#### [Page extract]
..........

By David South, Development Challenges, South-South Solutions

SOUTH-SOUTH CASE STUDY

Urban populations across the South are growing fast: by 2030, some 5 billion people around the world will live in cities. This year will be the first year in which urban dwellers (3.3 billion people) will outnumber rural residents for the first time (UNFPA).

Africa now has a larger urban population than North America and 25 of the world’s fastest growing big cities. Asia and Africa’s cities are growing by an incredible 1 million people a week, with 72 per cent of the population in sub-Saharan Africa living in slum conditions.

How well people dwell is integral to their mental and physical health. Most squatters and slum dwellers – a category that includes half the urban population of Africa, a third in Asia and a fourth in Latin America and the Caribbean – live in makeshift homes made from whatever they can get their hands on. These dwellings are usually unsafe and vulnerable to fire, floods, and earthquakes. On top of this, these sprawling slums can be depressingly grim to look at for those living there.

..........

#### [Data]
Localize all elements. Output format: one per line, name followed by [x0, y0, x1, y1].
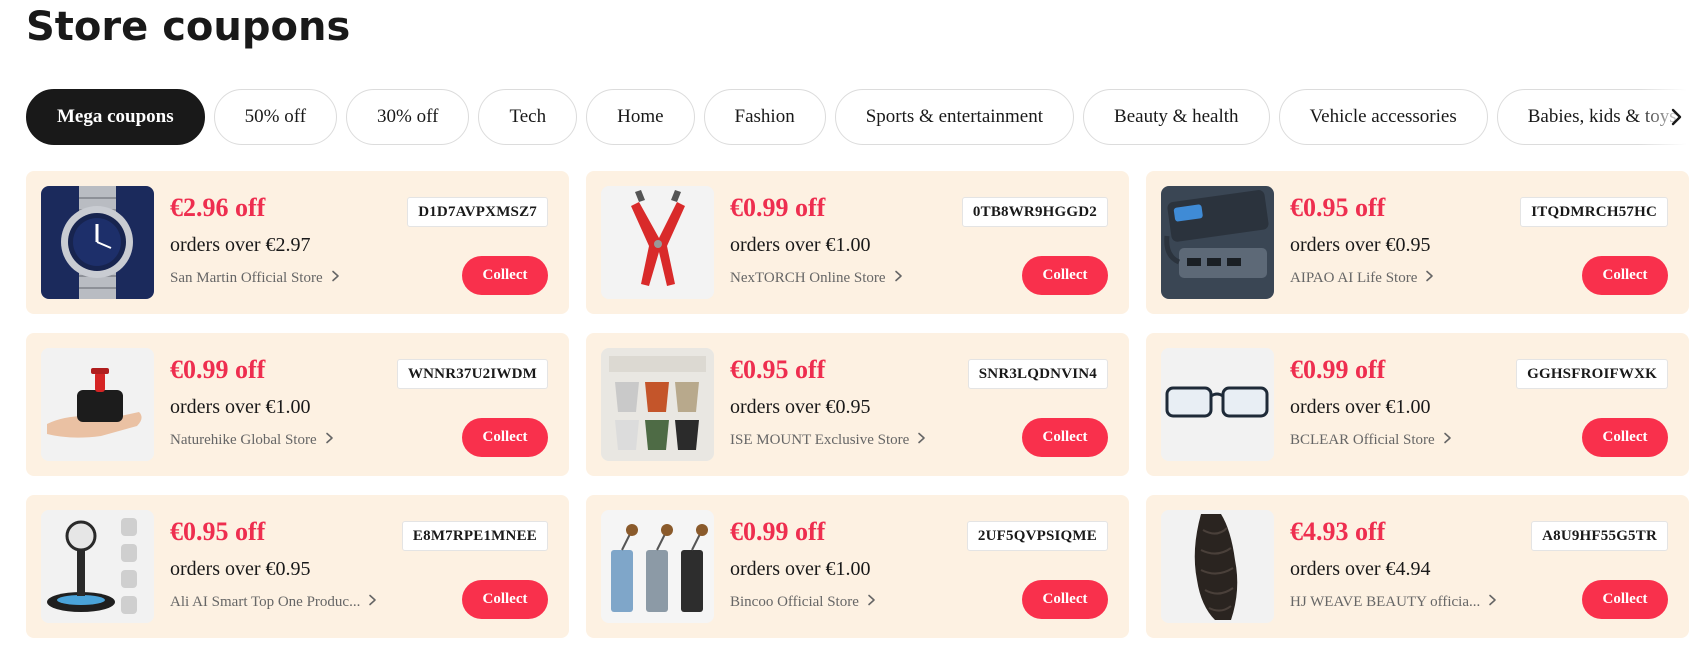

..........

#### [Brief]
Name every hazard that the passage on urban growth says makeshift slum homes are vulnerable to. The lines are separate material and have no connection to the passage on urban growth.

#### [Written response]
Fire, floods, and earthquakes.